There was a great turn out from local people to both these events. Good effort from EWRCo. for putting them on. Some of the staff were more knowledgeable / forthcoming than the low base of last year’s “no new information” event in Haslingfield. One thing I did notice was that EWRCo. staff never took any notes of what had been said to them, either they have good memories or perhaps the input is filed in the bin. Tick box exercise or consultation with the public? You decide.

Figure 1 Cambridge Approaches Protest in the Eversdens 22nd June 2023

Figure 2 Cambridge Approaches Protest in Harston 26th June 2023 (front page on the Cambridge News and the Independent)

Noisy Protest at the EWR Drop-in Event Harston 26/6/2023

There was also a good turnout from local politicians. We even had the Lib Dem MP candidate for the next General Election acknowledge the poor business case that the railway has in a tweet shortly after the event. Her opposite number also appeared in a puff of blue smoke and told the assembled crowds that “personally, he was against the railway” to great applause.  Democracy in action for the politicians.

| DATA SHOWN |
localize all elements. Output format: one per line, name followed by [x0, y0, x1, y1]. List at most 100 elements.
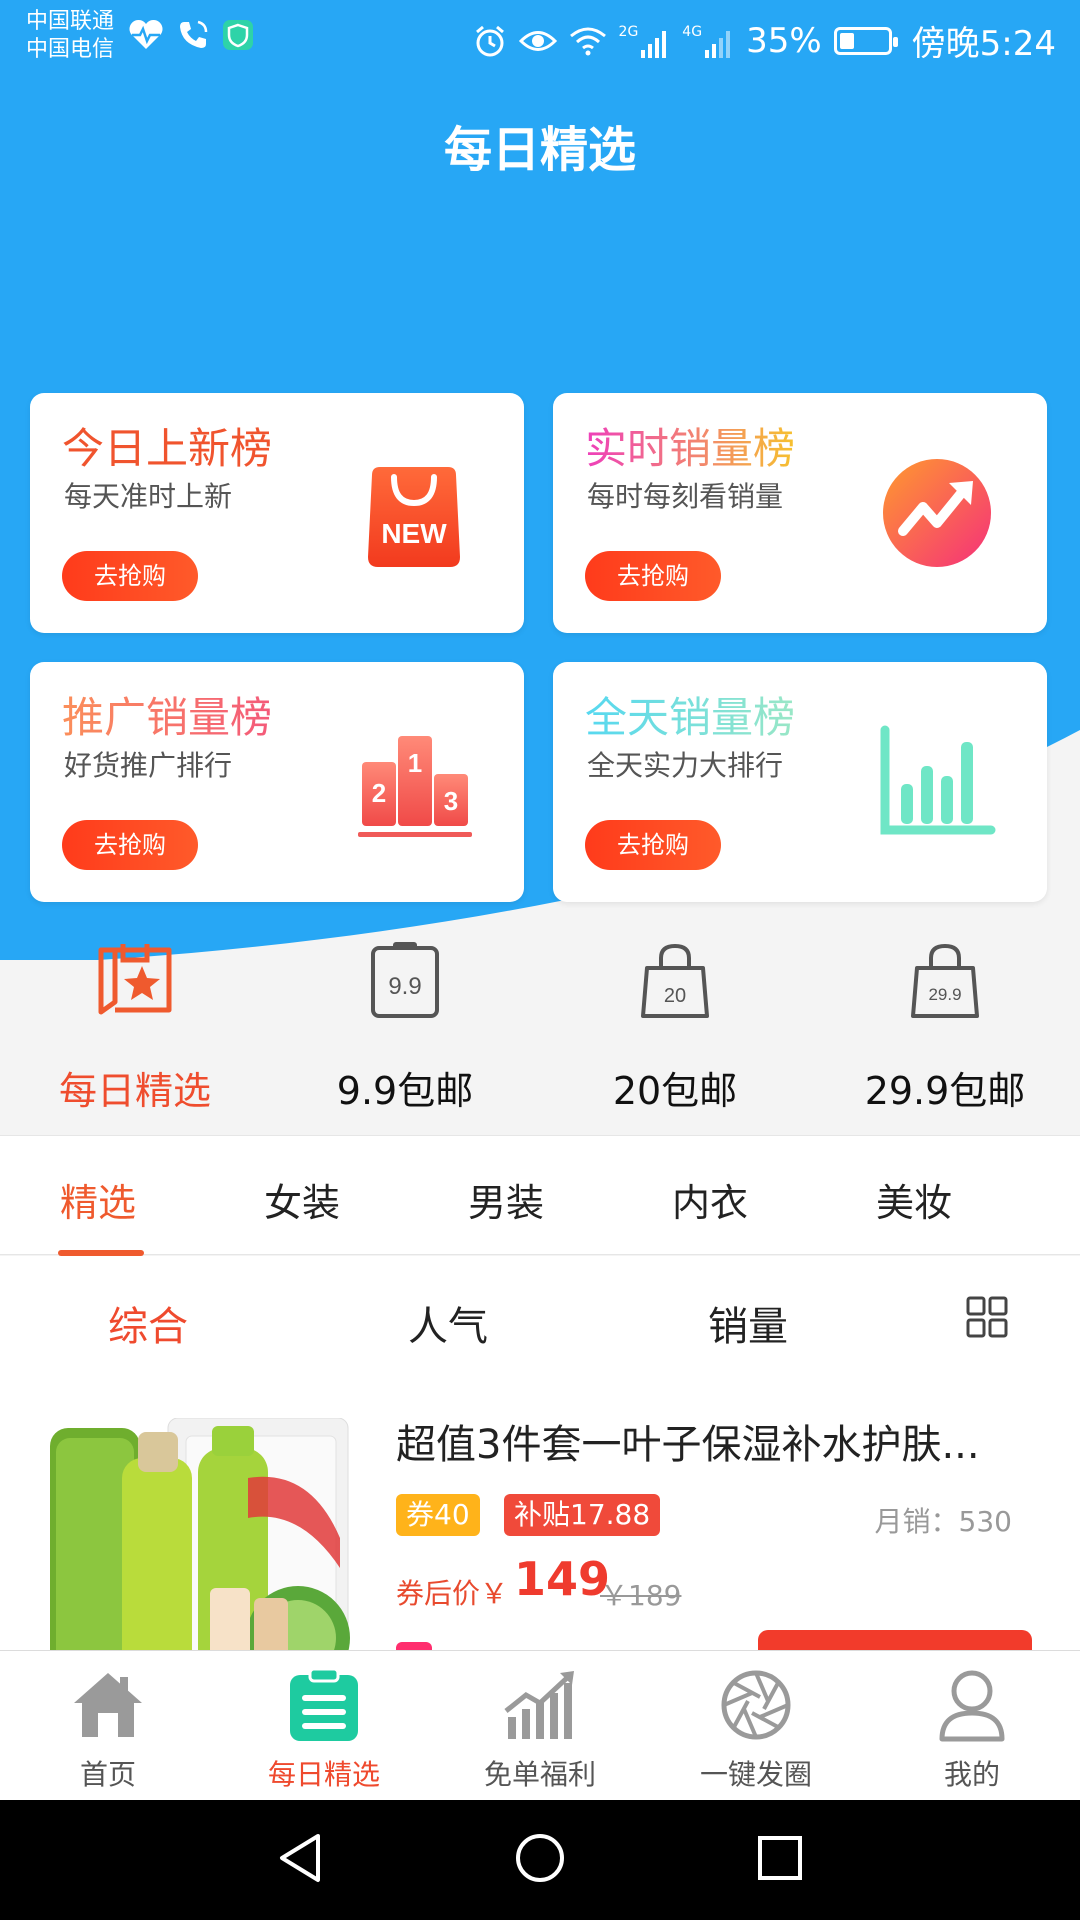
home-circle-icon[interactable]: [512, 1830, 568, 1886]
signal-1: 2G: [619, 24, 671, 58]
nav-home[interactable]: 首页: [0, 1651, 216, 1801]
price-label: 券后价￥: [396, 1577, 509, 1610]
nav-label: 每日精选: [267, 1758, 380, 1791]
signal-bars-icon: [705, 30, 731, 58]
carrier-1: 中国联通: [26, 9, 115, 34]
system-navigation-bar: [0, 1800, 1080, 1920]
user-icon: [939, 1670, 1005, 1742]
network-type-1: 2G: [618, 23, 639, 40]
star-bookmark-icon: [98, 944, 172, 1015]
card-title: 今日上新榜: [62, 424, 273, 473]
nav-profile[interactable]: 我的: [864, 1651, 1080, 1801]
nav-label: 免单福利: [483, 1758, 596, 1791]
product-image: [50, 1418, 350, 1650]
category-badge: 9.9: [388, 973, 421, 1000]
tab-selected[interactable]: 精选: [60, 1172, 136, 1227]
sort-sales[interactable]: 销量: [708, 1294, 788, 1352]
card-title: 全天销量榜: [585, 684, 795, 745]
recents-icon[interactable]: [752, 1830, 808, 1886]
category-label: 20包邮: [612, 1069, 738, 1113]
new-bag-icon: NEW: [368, 467, 460, 567]
card-new-arrivals[interactable]: 今日上新榜 每天准时上新 去抢购 NEW: [30, 393, 524, 633]
category-badge: 20: [664, 985, 686, 1007]
nav-label: 一键发圈: [699, 1758, 812, 1791]
product-price: 149: [514, 1552, 611, 1606]
trend-up-icon: [883, 459, 991, 567]
category-tabs: 精选 女装 男装 内衣 美妆: [0, 1135, 1080, 1256]
back-icon[interactable]: [272, 1830, 328, 1886]
card-allday-sales[interactable]: 全天销量榜 全天实力大排行 去抢购: [553, 662, 1047, 902]
network-type-2: 4G: [682, 23, 703, 40]
category-row: 每日精选 9.9 9.9包邮 20 20包邮 29.9 29.9包邮: [0, 940, 1080, 1135]
category-badge: 29.9: [928, 985, 961, 1004]
category-daily-picks[interactable]: 每日精选: [0, 940, 270, 1135]
grab-button[interactable]: 去抢购: [62, 820, 198, 870]
nav-label: 我的: [943, 1758, 1000, 1791]
battery-level: [839, 32, 854, 49]
sort-popularity[interactable]: 人气: [408, 1294, 488, 1352]
aperture-icon: [721, 1670, 791, 1740]
card-subtitle: 每时每刻看销量: [587, 480, 784, 513]
carrier-info: 中国联通 中国电信: [26, 8, 114, 64]
category-29-9-free-shipping[interactable]: 29.9 29.9包邮: [810, 940, 1080, 1135]
category-20-free-shipping[interactable]: 20 20包邮: [540, 940, 810, 1135]
svg-text:2: 2: [372, 778, 386, 808]
system-status: 2G 4G 35% 傍晚5:24: [473, 16, 1056, 65]
grab-button[interactable]: 去抢购: [585, 551, 721, 601]
sort-bar: 综合 人气 销量: [0, 1256, 1080, 1376]
grid-view-icon[interactable]: [966, 1296, 1010, 1340]
signal-bars-icon: [641, 30, 667, 58]
battery-percent: 35%: [746, 20, 822, 61]
nav-share-moments[interactable]: 一键发圈: [648, 1651, 864, 1801]
tab-womens[interactable]: 女装: [264, 1172, 340, 1227]
bag-29-9-icon: 29.9: [911, 943, 979, 1018]
eye-icon: [518, 30, 557, 51]
monthly-sales: 月销：530: [874, 1505, 1012, 1538]
svg-text:NEW: NEW: [381, 518, 447, 549]
app-screen: 中国联通 中国电信 2G 4G 35% 傍晚5:24 每日精选 今日上新榜 每天…: [0, 0, 1080, 1920]
card-subtitle: 好货推广排行: [64, 749, 233, 782]
shop-logo-icon: [396, 1642, 432, 1650]
card-subtitle: 每天准时上新: [64, 480, 233, 513]
signal-2: 4G: [682, 24, 734, 58]
subsidy-badge: 补贴17.88: [504, 1494, 661, 1536]
bar-chart-icon: [880, 725, 996, 835]
sort-comprehensive[interactable]: 综合: [108, 1294, 188, 1352]
buy-button[interactable]: [758, 1630, 1032, 1650]
tag-9-9-icon: 9.9: [371, 942, 439, 1018]
clock: 傍晚5:24: [911, 24, 1056, 64]
card-subtitle: 全天实力大排行: [587, 749, 784, 782]
grab-button[interactable]: 去抢购: [62, 551, 198, 601]
tab-mens[interactable]: 男装: [468, 1172, 544, 1227]
notification-icons: [128, 18, 254, 52]
nav-label: 首页: [79, 1758, 136, 1791]
product-title[interactable]: 超值3件套一叶子保湿补水护肤...: [396, 1412, 1036, 1470]
card-title: 实时销量榜: [585, 415, 795, 476]
category-label: 每日精选: [58, 1069, 211, 1113]
tab-beauty[interactable]: 美妆: [876, 1172, 952, 1227]
phone-call-icon: [180, 20, 208, 48]
bottom-navigation: 首页 每日精选 免单福利 一键发圈 我的: [0, 1650, 1080, 1800]
podium-icon: 2 1 3: [358, 736, 472, 837]
svg-text:1: 1: [408, 748, 422, 778]
battery-icon: [833, 26, 898, 55]
category-label: 9.9包邮: [336, 1069, 474, 1113]
tab-underwear[interactable]: 内衣: [672, 1172, 748, 1227]
svg-text:3: 3: [444, 786, 458, 816]
card-promotion-sales[interactable]: 推广销量榜 好货推广排行 去抢购 2 1 3: [30, 662, 524, 902]
nav-daily-picks[interactable]: 每日精选: [216, 1651, 432, 1801]
status-bar: 中国联通 中国电信 2G 4G 35% 傍晚5:24: [0, 0, 1080, 72]
card-realtime-sales[interactable]: 实时销量榜 每时每刻看销量 去抢购: [553, 393, 1047, 633]
home-icon: [74, 1673, 142, 1737]
carrier-2: 中国电信: [26, 37, 115, 62]
grab-button[interactable]: 去抢购: [585, 820, 721, 870]
rising-chart-icon: [504, 1671, 574, 1739]
category-9-9-free-shipping[interactable]: 9.9 9.9包邮: [270, 940, 540, 1135]
category-label: 29.9包邮: [864, 1069, 1026, 1113]
shield-app-icon: [223, 20, 253, 50]
nav-free-order[interactable]: 免单福利: [432, 1651, 648, 1801]
product-item[interactable]: 超值3件套一叶子保湿补水护肤... 券40 补贴17.88 月销：530 券后价…: [0, 1376, 1080, 1650]
bag-20-icon: 20: [641, 943, 709, 1018]
coupon-badge: 券40: [396, 1494, 480, 1536]
alarm-icon: [475, 25, 504, 56]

| WORK TO BE COMPLETED |
Reproduce the full account of the EWR drop-in events and protests word for word.

| TASK ANSWER |
There was a great turn out from local people to both these events. Good effort from EWRCo. for putting them on. Some of the staff were more knowledgeable / forthcoming than the low base of last year’s “no new information” event in Haslingfield. One thing I did notice was that EWRCo. staff never took any notes of what had been said to them, either they have good memories or perhaps the input is filed in the bin. Tick box exercise or consultation with the public? You decide.

Figure 1 Cambridge Approaches Protest in the Eversdens 22nd June 2023

Figure 2 Cambridge Approaches Protest in Harston 26th June 2023 (front page on the Cambridge News and the Independent)

Noisy Protest at the EWR Drop-in Event Harston 26/6/2023

There was also a good turnout from local politicians. We even had the Lib Dem MP candidate for the next General Election acknowledge the poor business case that the railway has in a tweet shortly after the event. Her opposite number also appeared in a puff of blue smoke and told the assembled crowds that “personally, he was against the railway” to great applause.  Democracy in action for the politicians.